WHAT NEEDS TO BE DONE: Search the material below for the string "Feel" and list each line that holds it.

SOURCE RECORDS:
<<<<

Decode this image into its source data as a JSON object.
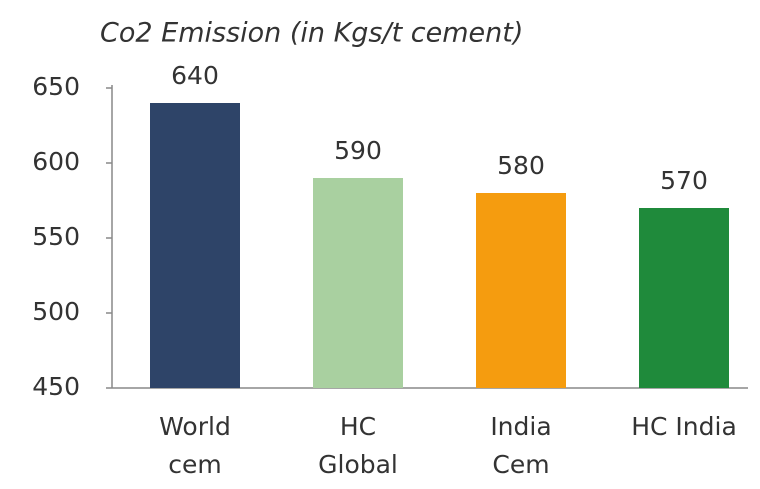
{
  "chart_data": {
    "type": "bar",
    "title": "Co2 Emission (in Kgs/t cement)",
    "categories": [
      "World\ncem",
      "HC\nGlobal",
      "India\nCem",
      "HC India"
    ],
    "values": [
      640,
      590,
      580,
      570
    ],
    "colors": [
      "#2e4468",
      "#a9d0a0",
      "#f59c0f",
      "#1f8a3b"
    ],
    "ylim": [
      450,
      650
    ],
    "yticks": [
      450,
      500,
      550,
      600,
      650
    ],
    "grid": false
  }
}
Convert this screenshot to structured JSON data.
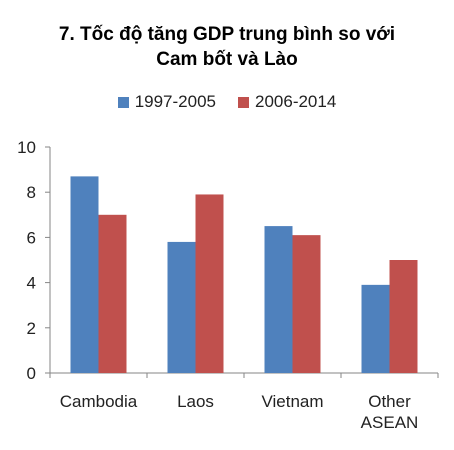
{
  "chart_data": {
    "type": "bar",
    "title_lines": [
      "7. Tốc độ tăng GDP trung bình so với",
      "Cam bốt và Lào"
    ],
    "categories": [
      [
        "Cambodia"
      ],
      [
        "Laos"
      ],
      [
        "Vietnam"
      ],
      [
        "Other",
        "ASEAN"
      ]
    ],
    "series": [
      {
        "name": "1997-2005",
        "color": "#4F81BD",
        "values": [
          8.7,
          5.8,
          6.5,
          3.9
        ]
      },
      {
        "name": "2006-2014",
        "color": "#C0504D",
        "values": [
          7.0,
          7.9,
          6.1,
          5.0
        ]
      }
    ],
    "ylim": [
      0,
      10
    ],
    "yticks": [
      0,
      2,
      4,
      6,
      8,
      10
    ],
    "grid": false,
    "legend_position": "top"
  }
}
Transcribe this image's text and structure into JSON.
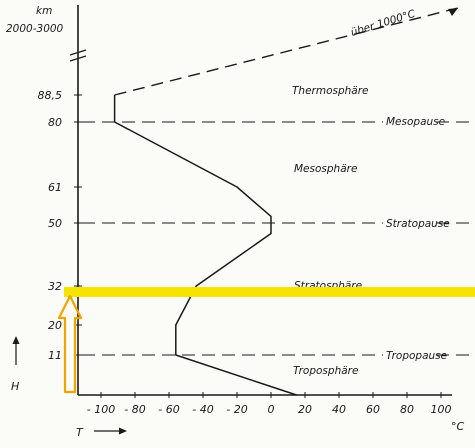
{
  "chart_data": {
    "type": "line",
    "xlabel": "T",
    "xunit": "°C",
    "ylabel": "H",
    "yunit": "km",
    "x_ticks": [
      -100,
      -80,
      -60,
      -40,
      -20,
      0,
      20,
      40,
      60,
      80,
      100
    ],
    "y_ticks": [
      {
        "value": 11,
        "label": "11"
      },
      {
        "value": 20,
        "label": "20"
      },
      {
        "value": 32,
        "label": "32"
      },
      {
        "value": 50,
        "label": "50"
      },
      {
        "value": 61,
        "label": "61"
      },
      {
        "value": 80,
        "label": "80"
      },
      {
        "value": 88.5,
        "label": "88,5"
      }
    ],
    "y_top_label": "2000-3000",
    "series": [
      {
        "values": [
          {
            "x": 15,
            "y": 0
          },
          {
            "x": -56,
            "y": 11
          },
          {
            "x": -56,
            "y": 20
          },
          {
            "x": -44,
            "y": 32
          },
          {
            "x": 0,
            "y": 47
          },
          {
            "x": 0,
            "y": 52
          },
          {
            "x": -20,
            "y": 61
          },
          {
            "x": -92,
            "y": 80
          },
          {
            "x": -92,
            "y": 88.5
          }
        ]
      }
    ],
    "thermosphere_trend": {
      "label": "über 1000°C",
      "from": {
        "x": -92,
        "y": 88.5
      }
    },
    "boundaries": [
      {
        "y": 11,
        "label": "Tropopause"
      },
      {
        "y": 50,
        "label": "Stratopause"
      },
      {
        "y": 80,
        "label": "Mesopause"
      }
    ],
    "layers": [
      {
        "label": "Troposphäre"
      },
      {
        "label": "Stratosphäre"
      },
      {
        "label": "Mesosphäre"
      },
      {
        "label": "Thermosphäre"
      }
    ],
    "highlight": {
      "y": 32,
      "color": "#f5e400"
    },
    "arrow_color": "#f0a400",
    "ink_color": "#1a1a1a"
  }
}
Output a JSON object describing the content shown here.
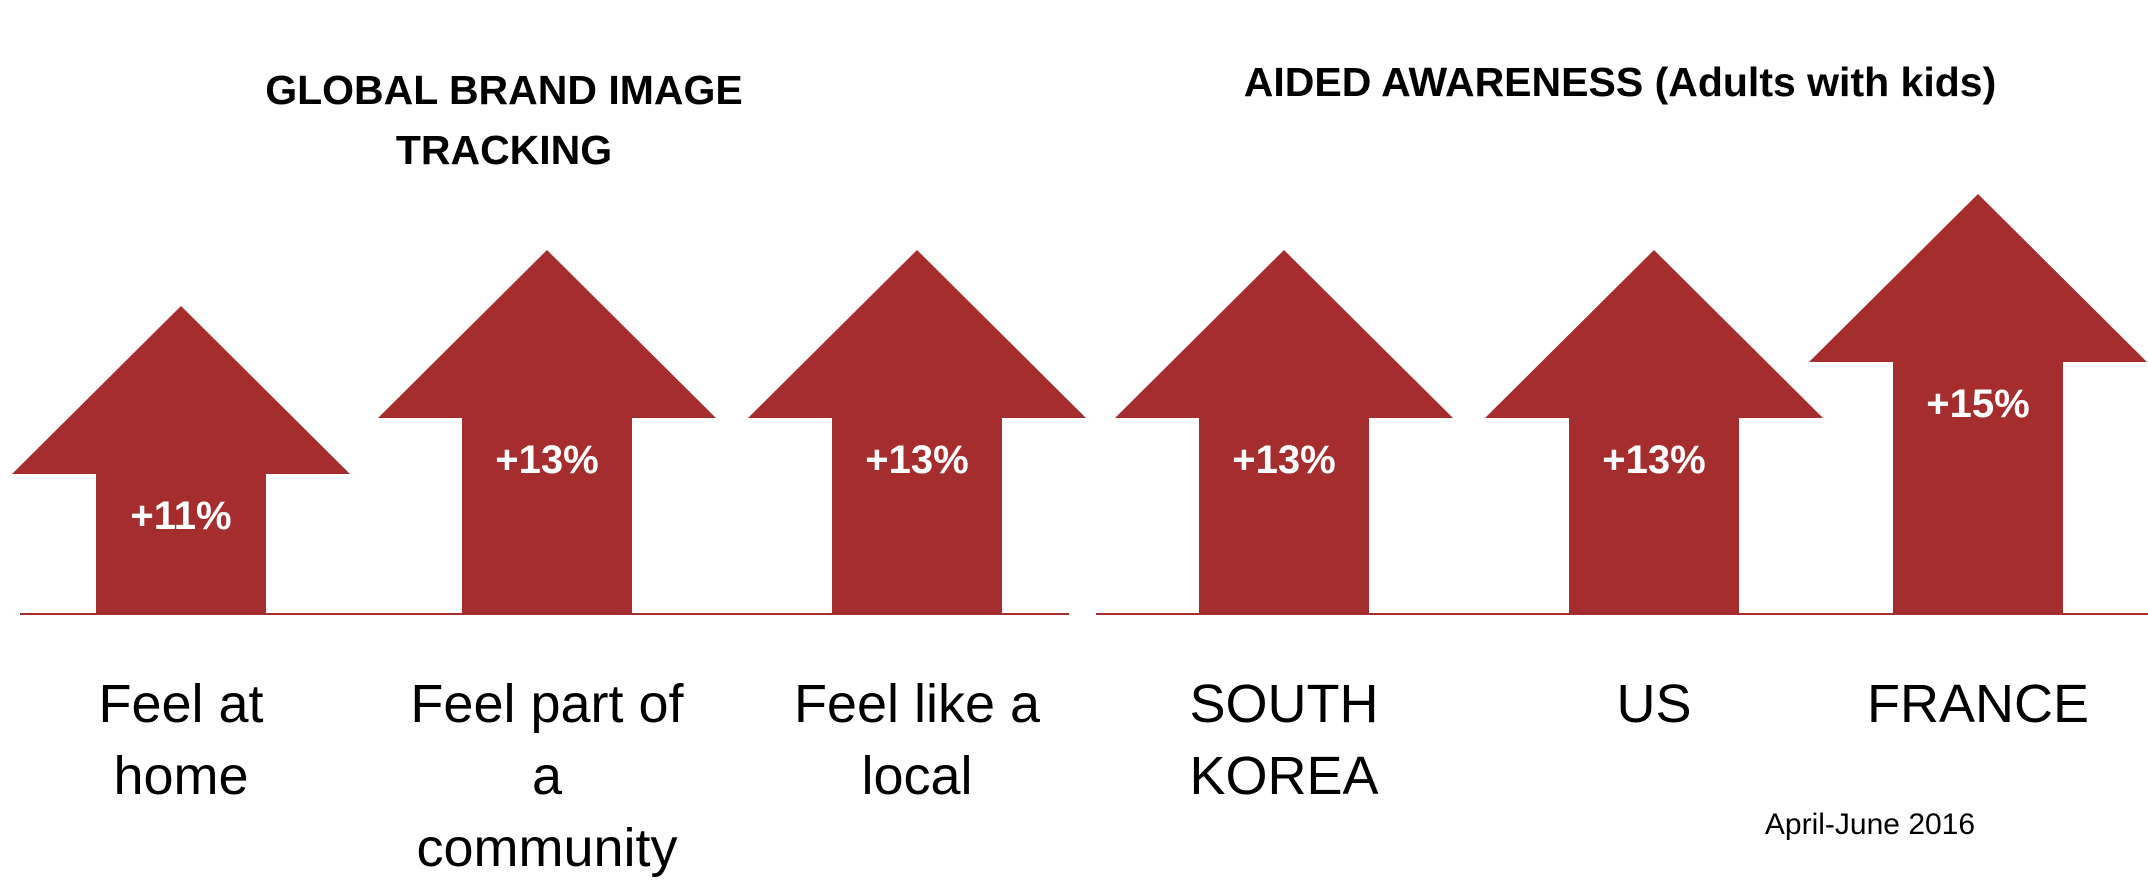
{
  "chart_data": [
    {
      "type": "arrow",
      "title": "GLOBAL BRAND IMAGE TRACKING",
      "categories": [
        "Feel at home",
        "Feel part of a community",
        "Feel like a local"
      ],
      "values": [
        11,
        13,
        13
      ],
      "value_labels": [
        "+11%",
        "+13%",
        "+13%"
      ],
      "color": "#a52d2d"
    },
    {
      "type": "arrow",
      "title": "AIDED AWARENESS (Adults with kids)",
      "categories": [
        "SOUTH KOREA",
        "US",
        "FRANCE"
      ],
      "values": [
        13,
        13,
        15
      ],
      "value_labels": [
        "+13%",
        "+13%",
        "+15%"
      ],
      "color": "#a52d2d",
      "note": "April-June 2016"
    }
  ]
}
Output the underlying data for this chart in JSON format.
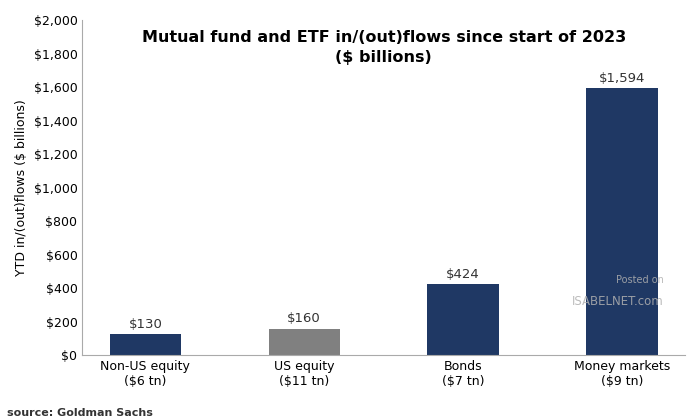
{
  "categories": [
    "Non-US equity\n($6 tn)",
    "US equity\n($11 tn)",
    "Bonds\n($7 tn)",
    "Money markets\n($9 tn)"
  ],
  "values": [
    130,
    160,
    424,
    1594
  ],
  "bar_colors": [
    "#1f3864",
    "#808080",
    "#1f3864",
    "#1f3864"
  ],
  "bar_labels": [
    "$130",
    "$160",
    "$424",
    "$1,594"
  ],
  "title_line1": "Mutual fund and ETF in/(out)flows since start of 2023",
  "title_line2": "($ billions)",
  "ylabel": "YTD in/(out)flows ($ billions)",
  "source": "source: Goldman Sachs",
  "ylim": [
    0,
    2000
  ],
  "yticks": [
    0,
    200,
    400,
    600,
    800,
    1000,
    1200,
    1400,
    1600,
    1800,
    2000
  ],
  "ytick_labels": [
    "$0",
    "$200",
    "$400",
    "$600",
    "$800",
    "$1,000",
    "$1,200",
    "$1,400",
    "$1,600",
    "$1,800",
    "$2,000"
  ],
  "background_color": "#ffffff",
  "plot_bg_color": "#ffffff",
  "watermark_text1": "Posted on",
  "watermark_text2": "ISABELNET.com",
  "title_fontsize": 11.5,
  "label_fontsize": 9.5,
  "tick_fontsize": 9,
  "ylabel_fontsize": 9,
  "source_fontsize": 8,
  "bar_width": 0.45
}
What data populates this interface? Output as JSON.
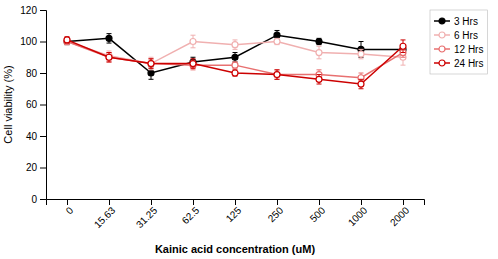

>>>>

SOLUTION TO THIS EXERCISE:
        "Feel at home",
        "Feel part of a community",
        "Feel like a local"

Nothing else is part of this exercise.